> [Aim] Copy nothing but the text: repeat each entry exactly and drop the images.

╭──

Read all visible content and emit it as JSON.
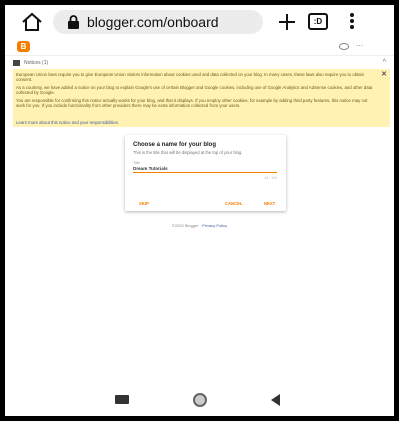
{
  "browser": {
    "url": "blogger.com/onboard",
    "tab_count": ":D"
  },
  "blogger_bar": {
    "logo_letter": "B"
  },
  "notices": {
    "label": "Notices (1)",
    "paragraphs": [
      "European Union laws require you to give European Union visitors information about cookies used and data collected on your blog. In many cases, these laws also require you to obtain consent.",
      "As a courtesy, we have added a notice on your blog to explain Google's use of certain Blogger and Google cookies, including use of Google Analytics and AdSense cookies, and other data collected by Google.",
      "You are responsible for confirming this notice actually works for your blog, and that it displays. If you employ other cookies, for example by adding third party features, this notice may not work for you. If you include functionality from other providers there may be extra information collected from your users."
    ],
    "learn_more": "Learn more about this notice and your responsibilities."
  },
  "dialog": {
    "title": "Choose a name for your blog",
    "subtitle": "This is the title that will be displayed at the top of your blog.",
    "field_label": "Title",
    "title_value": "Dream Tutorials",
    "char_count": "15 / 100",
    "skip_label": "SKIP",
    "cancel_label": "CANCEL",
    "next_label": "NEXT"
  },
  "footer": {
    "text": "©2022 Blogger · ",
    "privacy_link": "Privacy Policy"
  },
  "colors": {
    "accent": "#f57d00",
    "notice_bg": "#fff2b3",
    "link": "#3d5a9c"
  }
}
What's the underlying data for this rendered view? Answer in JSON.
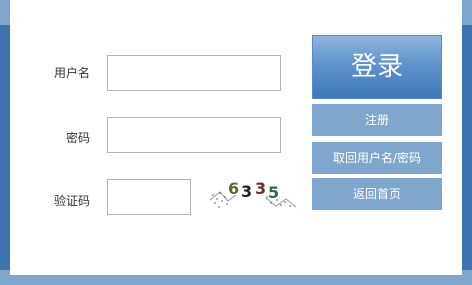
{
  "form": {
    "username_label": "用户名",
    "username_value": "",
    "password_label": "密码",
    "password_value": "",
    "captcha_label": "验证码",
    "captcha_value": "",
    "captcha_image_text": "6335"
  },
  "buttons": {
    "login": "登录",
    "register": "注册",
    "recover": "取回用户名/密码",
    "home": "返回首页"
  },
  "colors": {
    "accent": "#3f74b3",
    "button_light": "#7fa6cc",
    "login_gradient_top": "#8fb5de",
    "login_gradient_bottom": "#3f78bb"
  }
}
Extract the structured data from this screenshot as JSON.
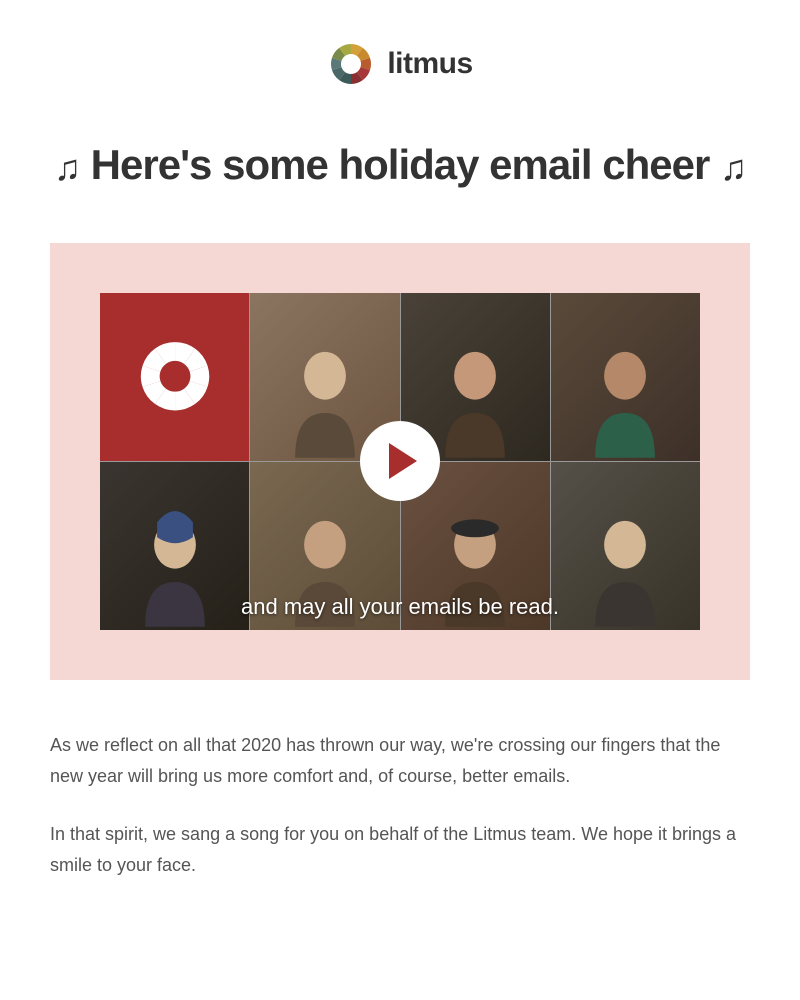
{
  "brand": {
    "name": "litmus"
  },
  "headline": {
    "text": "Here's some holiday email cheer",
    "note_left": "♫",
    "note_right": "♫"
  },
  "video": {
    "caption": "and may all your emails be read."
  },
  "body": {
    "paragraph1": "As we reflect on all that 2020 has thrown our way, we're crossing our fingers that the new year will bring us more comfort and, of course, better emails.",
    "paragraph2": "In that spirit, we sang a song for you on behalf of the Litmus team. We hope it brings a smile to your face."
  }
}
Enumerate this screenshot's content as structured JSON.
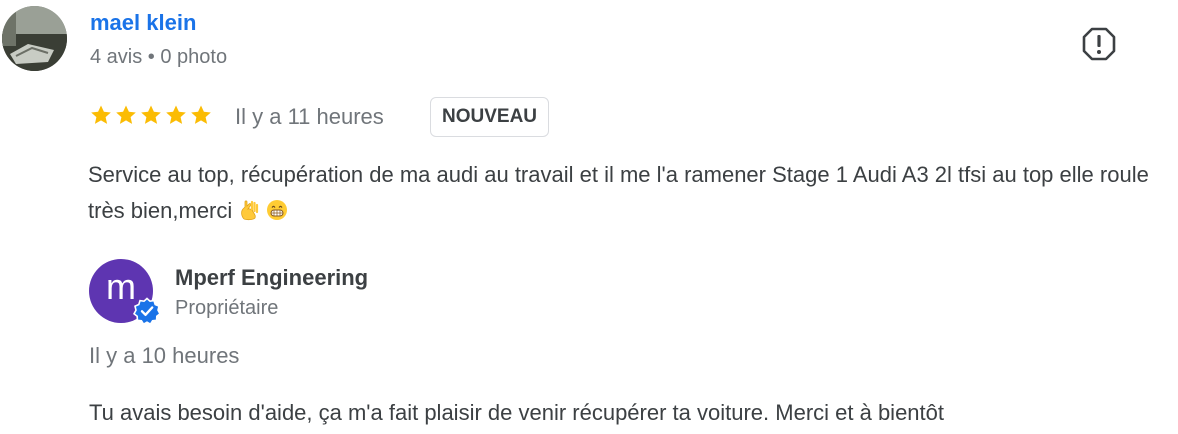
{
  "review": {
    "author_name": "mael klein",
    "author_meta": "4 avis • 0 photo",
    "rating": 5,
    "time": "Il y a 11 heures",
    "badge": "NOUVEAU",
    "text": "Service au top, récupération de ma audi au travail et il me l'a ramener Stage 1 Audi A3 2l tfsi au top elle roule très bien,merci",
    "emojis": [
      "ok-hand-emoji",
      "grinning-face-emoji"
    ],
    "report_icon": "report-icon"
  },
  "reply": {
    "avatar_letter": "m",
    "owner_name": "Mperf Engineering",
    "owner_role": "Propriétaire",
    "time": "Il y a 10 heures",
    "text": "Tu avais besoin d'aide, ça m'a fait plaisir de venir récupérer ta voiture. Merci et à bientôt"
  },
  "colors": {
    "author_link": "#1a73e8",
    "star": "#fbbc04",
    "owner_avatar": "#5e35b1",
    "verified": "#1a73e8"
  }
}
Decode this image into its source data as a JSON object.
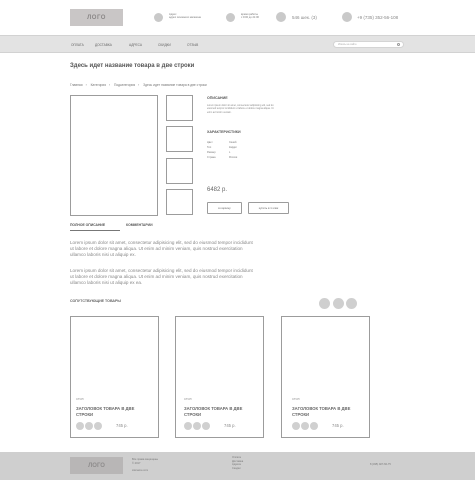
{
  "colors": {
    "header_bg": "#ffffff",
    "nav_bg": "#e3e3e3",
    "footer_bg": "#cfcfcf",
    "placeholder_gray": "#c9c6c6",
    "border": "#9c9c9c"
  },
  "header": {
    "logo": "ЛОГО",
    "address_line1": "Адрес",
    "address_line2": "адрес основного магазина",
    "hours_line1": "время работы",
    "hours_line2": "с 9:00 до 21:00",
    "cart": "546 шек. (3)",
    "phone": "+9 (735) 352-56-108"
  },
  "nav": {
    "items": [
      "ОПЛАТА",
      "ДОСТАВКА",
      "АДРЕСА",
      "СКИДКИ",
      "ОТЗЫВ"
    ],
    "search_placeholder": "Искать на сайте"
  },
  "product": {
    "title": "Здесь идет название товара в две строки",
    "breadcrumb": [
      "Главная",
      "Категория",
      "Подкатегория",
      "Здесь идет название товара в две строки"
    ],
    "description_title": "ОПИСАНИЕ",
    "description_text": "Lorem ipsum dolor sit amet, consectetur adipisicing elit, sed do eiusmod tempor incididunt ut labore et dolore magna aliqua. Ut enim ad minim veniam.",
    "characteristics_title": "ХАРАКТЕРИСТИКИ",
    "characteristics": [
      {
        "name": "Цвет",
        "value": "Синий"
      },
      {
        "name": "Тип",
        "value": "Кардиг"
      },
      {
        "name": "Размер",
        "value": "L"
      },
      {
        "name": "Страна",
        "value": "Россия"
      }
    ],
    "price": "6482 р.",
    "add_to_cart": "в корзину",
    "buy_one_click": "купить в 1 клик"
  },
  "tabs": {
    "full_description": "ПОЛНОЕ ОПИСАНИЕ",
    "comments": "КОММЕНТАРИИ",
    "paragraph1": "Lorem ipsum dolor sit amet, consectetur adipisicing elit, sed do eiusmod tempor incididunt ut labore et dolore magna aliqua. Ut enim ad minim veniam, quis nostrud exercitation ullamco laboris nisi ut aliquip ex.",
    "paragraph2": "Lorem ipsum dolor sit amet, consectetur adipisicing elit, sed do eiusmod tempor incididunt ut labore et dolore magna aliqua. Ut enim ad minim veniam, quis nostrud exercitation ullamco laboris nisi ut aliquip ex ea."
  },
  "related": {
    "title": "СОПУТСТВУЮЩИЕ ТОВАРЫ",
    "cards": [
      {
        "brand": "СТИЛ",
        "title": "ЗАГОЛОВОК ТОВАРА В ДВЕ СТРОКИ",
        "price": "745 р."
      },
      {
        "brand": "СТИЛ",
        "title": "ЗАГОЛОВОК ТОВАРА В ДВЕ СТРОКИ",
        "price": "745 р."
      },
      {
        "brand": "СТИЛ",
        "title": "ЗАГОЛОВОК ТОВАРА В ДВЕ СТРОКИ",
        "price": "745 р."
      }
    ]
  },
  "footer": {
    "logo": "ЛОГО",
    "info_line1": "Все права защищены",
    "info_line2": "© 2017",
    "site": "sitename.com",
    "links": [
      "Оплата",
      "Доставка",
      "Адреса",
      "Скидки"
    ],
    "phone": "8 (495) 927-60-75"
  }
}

╰──

> [Result of this exercise]
Read all visible content and emit it as JSON.
{
  "browser": {
    "url": "blogger.com/onboard",
    "tab_count": ":D"
  },
  "blogger_bar": {
    "logo_letter": "B"
  },
  "notices": {
    "label": "Notices (1)",
    "paragraphs": [
      "European Union laws require you to give European Union visitors information about cookies used and data collected on your blog. In many cases, these laws also require you to obtain consent.",
      "As a courtesy, we have added a notice on your blog to explain Google's use of certain Blogger and Google cookies, including use of Google Analytics and AdSense cookies, and other data collected by Google.",
      "You are responsible for confirming this notice actually works for your blog, and that it displays. If you employ other cookies, for example by adding third party features, this notice may not work for you. If you include functionality from other providers there may be extra information collected from your users."
    ],
    "learn_more": "Learn more about this notice and your responsibilities."
  },
  "dialog": {
    "title": "Choose a name for your blog",
    "subtitle": "This is the title that will be displayed at the top of your blog.",
    "field_label": "Title",
    "title_value": "Dream Tutorials",
    "char_count": "15 / 100",
    "skip_label": "SKIP",
    "cancel_label": "CANCEL",
    "next_label": "NEXT"
  },
  "footer": {
    "text": "©2022 Blogger · ",
    "privacy_link": "Privacy Policy"
  },
  "colors": {
    "accent": "#f57d00",
    "notice_bg": "#fff2b3",
    "link": "#3d5a9c"
  }
}
What's the underlying data for this rendered view? Answer in JSON.
{
  "form": {
    "username_label": "用户名",
    "username_value": "",
    "password_label": "密码",
    "password_value": "",
    "captcha_label": "验证码",
    "captcha_value": "",
    "captcha_image_text": "6335"
  },
  "buttons": {
    "login": "登录",
    "register": "注册",
    "recover": "取回用户名/密码",
    "home": "返回首页"
  },
  "colors": {
    "accent": "#3f74b3",
    "button_light": "#7fa6cc",
    "login_gradient_top": "#8fb5de",
    "login_gradient_bottom": "#3f78bb"
  }
}
Extract the structured data from this screenshot as JSON.
{
  "brand": {
    "name": "litmus"
  },
  "headline": {
    "text": "Here's some holiday email cheer",
    "note_left": "♫",
    "note_right": "♫"
  },
  "video": {
    "caption": "and may all your emails be read."
  },
  "body": {
    "paragraph1": "As we reflect on all that 2020 has thrown our way, we're crossing our fingers that the new year will bring us more comfort and, of course, better emails.",
    "paragraph2": "In that spirit, we sang a song for you on behalf of the Litmus team. We hope it brings a smile to your face."
  }
}
Enumerate this screenshot's content as structured JSON.
{
  "review": {
    "author_name": "mael klein",
    "author_meta": "4 avis • 0 photo",
    "rating": 5,
    "time": "Il y a 11 heures",
    "badge": "NOUVEAU",
    "text": "Service au top, récupération de ma audi au travail et il me l'a ramener Stage 1 Audi A3 2l tfsi au top elle roule très bien,merci",
    "emojis": [
      "ok-hand-emoji",
      "grinning-face-emoji"
    ],
    "report_icon": "report-icon"
  },
  "reply": {
    "avatar_letter": "m",
    "owner_name": "Mperf Engineering",
    "owner_role": "Propriétaire",
    "time": "Il y a 10 heures",
    "text": "Tu avais besoin d'aide, ça m'a fait plaisir de venir récupérer ta voiture. Merci et à bientôt"
  },
  "colors": {
    "author_link": "#1a73e8",
    "star": "#fbbc04",
    "owner_avatar": "#5e35b1",
    "verified": "#1a73e8"
  }
}
Decode this image into its source data as a JSON object.
{
  "colors": {
    "header_bg": "#ffffff",
    "nav_bg": "#e3e3e3",
    "footer_bg": "#cfcfcf",
    "placeholder_gray": "#c9c6c6",
    "border": "#9c9c9c"
  },
  "header": {
    "logo": "ЛОГО",
    "address_line1": "Адрес",
    "address_line2": "адрес основного магазина",
    "hours_line1": "время работы",
    "hours_line2": "с 9:00 до 21:00",
    "cart": "546 шек. (3)",
    "phone": "+9 (735) 352-56-108"
  },
  "nav": {
    "items": [
      "ОПЛАТА",
      "ДОСТАВКА",
      "АДРЕСА",
      "СКИДКИ",
      "ОТЗЫВ"
    ],
    "search_placeholder": "Искать на сайте"
  },
  "product": {
    "title": "Здесь идет название товара в две строки",
    "breadcrumb": [
      "Главная",
      "Категория",
      "Подкатегория",
      "Здесь идет название товара в две строки"
    ],
    "description_title": "ОПИСАНИЕ",
    "description_text": "Lorem ipsum dolor sit amet, consectetur adipisicing elit, sed do eiusmod tempor incididunt ut labore et dolore magna aliqua. Ut enim ad minim veniam.",
    "characteristics_title": "ХАРАКТЕРИСТИКИ",
    "characteristics": [
      {
        "name": "Цвет",
        "value": "Синий"
      },
      {
        "name": "Тип",
        "value": "Кардиг"
      },
      {
        "name": "Размер",
        "value": "L"
      },
      {
        "name": "Страна",
        "value": "Россия"
      }
    ],
    "price": "6482 р.",
    "add_to_cart": "в корзину",
    "buy_one_click": "купить в 1 клик"
  },
  "tabs": {
    "full_description": "ПОЛНОЕ ОПИСАНИЕ",
    "comments": "КОММЕНТАРИИ",
    "paragraph1": "Lorem ipsum dolor sit amet, consectetur adipisicing elit, sed do eiusmod tempor incididunt ut labore et dolore magna aliqua. Ut enim ad minim veniam, quis nostrud exercitation ullamco laboris nisi ut aliquip ex.",
    "paragraph2": "Lorem ipsum dolor sit amet, consectetur adipisicing elit, sed do eiusmod tempor incididunt ut labore et dolore magna aliqua. Ut enim ad minim veniam, quis nostrud exercitation ullamco laboris nisi ut aliquip ex ea."
  },
  "related": {
    "title": "СОПУТСТВУЮЩИЕ ТОВАРЫ",
    "cards": [
      {
        "brand": "СТИЛ",
        "title": "ЗАГОЛОВОК ТОВАРА В ДВЕ СТРОКИ",
        "price": "745 р."
      },
      {
        "brand": "СТИЛ",
        "title": "ЗАГОЛОВОК ТОВАРА В ДВЕ СТРОКИ",
        "price": "745 р."
      },
      {
        "brand": "СТИЛ",
        "title": "ЗАГОЛОВОК ТОВАРА В ДВЕ СТРОКИ",
        "price": "745 р."
      }
    ]
  },
  "footer": {
    "logo": "ЛОГО",
    "info_line1": "Все права защищены",
    "info_line2": "© 2017",
    "site": "sitename.com",
    "links": [
      "Оплата",
      "Доставка",
      "Адреса",
      "Скидки"
    ],
    "phone": "8 (495) 927-60-75"
  }
}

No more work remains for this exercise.